===== ENTRIES SHOWN
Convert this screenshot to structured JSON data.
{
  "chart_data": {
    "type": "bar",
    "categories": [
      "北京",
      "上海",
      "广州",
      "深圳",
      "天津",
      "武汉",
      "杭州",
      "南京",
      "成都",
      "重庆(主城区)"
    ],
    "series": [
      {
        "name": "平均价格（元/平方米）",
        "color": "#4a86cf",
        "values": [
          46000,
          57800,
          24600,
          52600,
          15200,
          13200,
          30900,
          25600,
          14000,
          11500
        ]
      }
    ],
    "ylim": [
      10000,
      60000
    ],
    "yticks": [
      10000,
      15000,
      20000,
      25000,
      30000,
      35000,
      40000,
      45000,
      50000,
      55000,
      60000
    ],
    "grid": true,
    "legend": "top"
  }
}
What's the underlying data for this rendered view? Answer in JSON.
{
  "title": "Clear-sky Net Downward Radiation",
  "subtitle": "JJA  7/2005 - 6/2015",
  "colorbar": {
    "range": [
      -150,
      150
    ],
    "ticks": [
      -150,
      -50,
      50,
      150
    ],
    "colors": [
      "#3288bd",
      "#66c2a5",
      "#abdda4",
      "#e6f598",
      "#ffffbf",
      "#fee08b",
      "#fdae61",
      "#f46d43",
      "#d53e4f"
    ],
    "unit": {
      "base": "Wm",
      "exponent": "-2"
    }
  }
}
==========
STATED PROBLEM » Please quote the data above in full, with no line missing.

WRITTEN ANSWER »
Convert this screenshot to structured JSON data.
{
  "chart_data": {
    "type": "bar",
    "categories": [
      "北京",
      "上海",
      "广州",
      "深圳",
      "天津",
      "武汉",
      "杭州",
      "南京",
      "成都",
      "重庆(主城区)"
    ],
    "series": [
      {
        "name": "平均价格（元/平方米）",
        "color": "#4a86cf",
        "values": [
          46000,
          57800,
          24600,
          52600,
          15200,
          13200,
          30900,
          25600,
          14000,
          11500
        ]
      }
    ],
    "ylim": [
      10000,
      60000
    ],
    "yticks": [
      10000,
      15000,
      20000,
      25000,
      30000,
      35000,
      40000,
      45000,
      50000,
      55000,
      60000
    ],
    "grid": true,
    "legend": "top"
  }
}
What's the underlying data for this rendered view? Answer in JSON.
{
  "title": "Clear-sky Net Downward Radiation",
  "subtitle": "JJA  7/2005 - 6/2015",
  "colorbar": {
    "range": [
      -150,
      150
    ],
    "ticks": [
      -150,
      -50,
      50,
      150
    ],
    "colors": [
      "#3288bd",
      "#66c2a5",
      "#abdda4",
      "#e6f598",
      "#ffffbf",
      "#fee08b",
      "#fdae61",
      "#f46d43",
      "#d53e4f"
    ],
    "unit": {
      "base": "Wm",
      "exponent": "-2"
    }
  }
}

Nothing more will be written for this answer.